[Work to do]
Reproduce the material word for word, from its beginning up to and including the line with "The pivot hub 272 is at (352, 478).", leaving out the pictures.

[Data in this exercise]
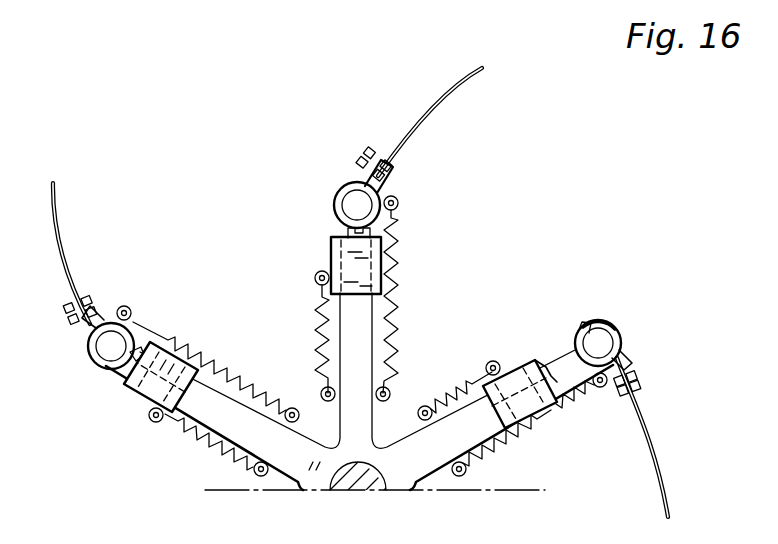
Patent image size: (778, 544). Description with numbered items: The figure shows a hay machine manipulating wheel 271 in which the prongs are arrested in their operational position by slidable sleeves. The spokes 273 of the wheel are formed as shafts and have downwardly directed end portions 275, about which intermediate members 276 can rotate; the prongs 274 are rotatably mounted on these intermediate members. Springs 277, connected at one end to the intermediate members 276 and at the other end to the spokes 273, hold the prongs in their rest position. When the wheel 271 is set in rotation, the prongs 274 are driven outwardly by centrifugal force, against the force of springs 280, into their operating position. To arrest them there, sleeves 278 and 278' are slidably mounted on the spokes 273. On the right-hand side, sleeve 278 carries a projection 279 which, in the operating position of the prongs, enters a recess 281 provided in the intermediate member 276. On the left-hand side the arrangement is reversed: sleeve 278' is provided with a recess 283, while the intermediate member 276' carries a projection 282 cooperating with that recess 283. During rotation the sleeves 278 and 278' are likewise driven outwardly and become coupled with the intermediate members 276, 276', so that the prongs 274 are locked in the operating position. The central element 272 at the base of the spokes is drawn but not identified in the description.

The manipulating wheel 271 is at (202, 205).
The pivot hub 272 is at (352, 478).
The spoke 273 is at (302, 458).
The prong 274 is at (443, 98).
The downwardly directed end portion 275 is at (360, 205).
The intermediate member 276 is at (440, 265).
The intermediate member 276' is at (87, 358).
The spring 277 is at (394, 273).
The sleeve 278 is at (430, 340).
The sleeve 278' is at (209, 360).
The projection 279 is at (536, 410).
The spring 280 is at (320, 304).
The recess 281 is at (588, 322).
The projection 282 is at (140, 330).
The recess 283 is at (140, 380).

[Output]
Patent image size: (778, 544). Description with numbered items: The figure shows a hay machine manipulating wheel 271 in which the prongs are arrested in their operational position by slidable sleeves. The spokes 273 of the wheel are formed as shafts and have downwardly directed end portions 275, about which intermediate members 276 can rotate; the prongs 274 are rotatably mounted on these intermediate members. Springs 277, connected at one end to the intermediate members 276 and at the other end to the spokes 273, hold the prongs in their rest position. When the wheel 271 is set in rotation, the prongs 274 are driven outwardly by centrifugal force, against the force of springs 280, into their operating position. To arrest them there, sleeves 278 and 278' are slidably mounted on the spokes 273. On the right-hand side, sleeve 278 carries a projection 279 which, in the operating position of the prongs, enters a recess 281 provided in the intermediate member 276. On the left-hand side the arrangement is reversed: sleeve 278' is provided with a recess 283, while the intermediate member 276' carries a projection 282 cooperating with that recess 283. During rotation the sleeves 278 and 278' are likewise driven outwardly and become coupled with the intermediate members 276, 276', so that the prongs 274 are locked in the operating position. The central element 272 at the base of the spokes is drawn but not identified in the description.

The manipulating wheel 271 is at (202, 205).
The pivot hub 272 is at (352, 478).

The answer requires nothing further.